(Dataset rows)
════════
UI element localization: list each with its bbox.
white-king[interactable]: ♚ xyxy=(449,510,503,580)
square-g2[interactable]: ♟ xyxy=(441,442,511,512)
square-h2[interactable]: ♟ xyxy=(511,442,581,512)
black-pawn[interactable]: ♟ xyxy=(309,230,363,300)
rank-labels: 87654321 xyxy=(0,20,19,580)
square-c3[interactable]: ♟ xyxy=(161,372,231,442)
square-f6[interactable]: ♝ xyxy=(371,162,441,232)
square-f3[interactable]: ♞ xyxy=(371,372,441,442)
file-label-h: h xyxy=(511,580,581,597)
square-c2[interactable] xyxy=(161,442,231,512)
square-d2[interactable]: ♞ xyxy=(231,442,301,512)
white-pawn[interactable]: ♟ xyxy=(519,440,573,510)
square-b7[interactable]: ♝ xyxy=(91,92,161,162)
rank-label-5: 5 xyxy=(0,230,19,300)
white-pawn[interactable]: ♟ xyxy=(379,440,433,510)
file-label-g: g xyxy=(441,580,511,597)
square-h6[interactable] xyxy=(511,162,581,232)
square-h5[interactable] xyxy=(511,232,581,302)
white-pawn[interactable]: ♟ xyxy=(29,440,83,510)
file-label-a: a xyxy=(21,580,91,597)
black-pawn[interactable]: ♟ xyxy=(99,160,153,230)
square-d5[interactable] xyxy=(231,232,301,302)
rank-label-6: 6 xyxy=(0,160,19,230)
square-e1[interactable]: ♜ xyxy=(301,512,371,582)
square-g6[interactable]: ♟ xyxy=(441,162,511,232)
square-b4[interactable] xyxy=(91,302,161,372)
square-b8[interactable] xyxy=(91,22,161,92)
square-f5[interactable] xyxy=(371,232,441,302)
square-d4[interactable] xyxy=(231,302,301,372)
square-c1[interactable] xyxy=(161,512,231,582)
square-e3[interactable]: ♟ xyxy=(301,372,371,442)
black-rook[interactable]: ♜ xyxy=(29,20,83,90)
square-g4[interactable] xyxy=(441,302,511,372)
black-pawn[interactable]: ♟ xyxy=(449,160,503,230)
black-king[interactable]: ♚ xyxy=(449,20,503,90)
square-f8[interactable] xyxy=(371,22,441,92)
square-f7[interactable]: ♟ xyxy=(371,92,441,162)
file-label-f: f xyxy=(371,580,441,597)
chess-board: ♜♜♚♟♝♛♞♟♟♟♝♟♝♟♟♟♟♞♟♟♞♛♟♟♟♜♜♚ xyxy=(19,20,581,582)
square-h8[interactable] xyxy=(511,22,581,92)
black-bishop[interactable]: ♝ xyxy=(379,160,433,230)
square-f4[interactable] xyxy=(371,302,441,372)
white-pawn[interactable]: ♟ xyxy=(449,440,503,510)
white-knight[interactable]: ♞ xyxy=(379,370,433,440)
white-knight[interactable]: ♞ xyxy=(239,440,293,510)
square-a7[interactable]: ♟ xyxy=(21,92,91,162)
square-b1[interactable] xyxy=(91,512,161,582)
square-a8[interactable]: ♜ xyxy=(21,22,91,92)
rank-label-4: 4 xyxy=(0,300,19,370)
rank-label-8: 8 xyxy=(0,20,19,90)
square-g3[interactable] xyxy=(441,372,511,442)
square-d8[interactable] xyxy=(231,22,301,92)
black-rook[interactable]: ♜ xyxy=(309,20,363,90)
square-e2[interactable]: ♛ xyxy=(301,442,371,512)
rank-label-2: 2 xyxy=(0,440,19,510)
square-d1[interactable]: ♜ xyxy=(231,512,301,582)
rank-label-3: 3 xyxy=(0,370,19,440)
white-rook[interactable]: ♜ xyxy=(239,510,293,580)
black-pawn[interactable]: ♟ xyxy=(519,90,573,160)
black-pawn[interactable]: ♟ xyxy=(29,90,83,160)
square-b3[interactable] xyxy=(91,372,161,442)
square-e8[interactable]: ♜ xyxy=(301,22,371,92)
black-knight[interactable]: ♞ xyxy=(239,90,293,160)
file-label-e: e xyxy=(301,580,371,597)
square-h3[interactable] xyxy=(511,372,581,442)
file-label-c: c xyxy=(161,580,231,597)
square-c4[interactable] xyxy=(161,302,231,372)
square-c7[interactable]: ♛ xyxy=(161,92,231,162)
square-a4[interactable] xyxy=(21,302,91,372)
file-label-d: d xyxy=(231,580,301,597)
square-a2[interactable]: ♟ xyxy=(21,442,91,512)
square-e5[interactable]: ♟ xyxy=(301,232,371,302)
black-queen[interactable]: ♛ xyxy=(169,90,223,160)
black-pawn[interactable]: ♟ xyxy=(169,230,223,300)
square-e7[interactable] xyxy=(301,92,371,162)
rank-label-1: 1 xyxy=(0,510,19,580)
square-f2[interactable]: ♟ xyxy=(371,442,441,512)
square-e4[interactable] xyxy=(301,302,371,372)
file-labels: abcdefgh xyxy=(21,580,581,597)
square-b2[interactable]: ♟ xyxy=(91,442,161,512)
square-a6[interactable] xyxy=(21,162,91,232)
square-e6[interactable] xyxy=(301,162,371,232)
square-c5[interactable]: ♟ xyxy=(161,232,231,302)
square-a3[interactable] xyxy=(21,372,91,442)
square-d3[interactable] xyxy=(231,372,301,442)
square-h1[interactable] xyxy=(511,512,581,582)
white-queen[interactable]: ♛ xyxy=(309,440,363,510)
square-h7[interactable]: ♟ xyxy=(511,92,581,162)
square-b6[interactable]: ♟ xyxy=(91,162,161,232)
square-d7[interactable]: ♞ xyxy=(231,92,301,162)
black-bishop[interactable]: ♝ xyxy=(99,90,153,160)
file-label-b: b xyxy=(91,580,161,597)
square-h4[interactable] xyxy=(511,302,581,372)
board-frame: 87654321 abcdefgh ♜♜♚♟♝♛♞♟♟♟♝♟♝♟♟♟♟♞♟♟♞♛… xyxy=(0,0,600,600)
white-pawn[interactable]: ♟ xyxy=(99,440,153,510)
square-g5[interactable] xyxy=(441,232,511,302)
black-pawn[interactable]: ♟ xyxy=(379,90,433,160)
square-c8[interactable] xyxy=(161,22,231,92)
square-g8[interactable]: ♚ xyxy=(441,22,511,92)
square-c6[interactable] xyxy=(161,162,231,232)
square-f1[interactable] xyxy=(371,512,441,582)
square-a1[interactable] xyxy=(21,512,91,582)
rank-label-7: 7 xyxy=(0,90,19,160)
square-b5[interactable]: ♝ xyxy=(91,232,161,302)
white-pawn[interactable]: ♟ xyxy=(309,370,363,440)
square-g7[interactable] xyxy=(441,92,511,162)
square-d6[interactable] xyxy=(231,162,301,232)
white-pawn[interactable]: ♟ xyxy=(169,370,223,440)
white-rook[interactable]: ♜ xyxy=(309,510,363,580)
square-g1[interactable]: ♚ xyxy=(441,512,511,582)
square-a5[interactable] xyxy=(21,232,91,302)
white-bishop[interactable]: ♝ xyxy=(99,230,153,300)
════════
Extract every line of the items that contains the string "abcdefgh", treating uppercase and lowercase letters as distinct.

**The solution:**
file-labels: abcdefgh xyxy=(21,580,581,597)
board-frame: 87654321 abcdefgh ♜♜♚♟♝♛♞♟♟♟♝♟♝♟♟♟♟♞♟♟♞♛… xyxy=(0,0,600,600)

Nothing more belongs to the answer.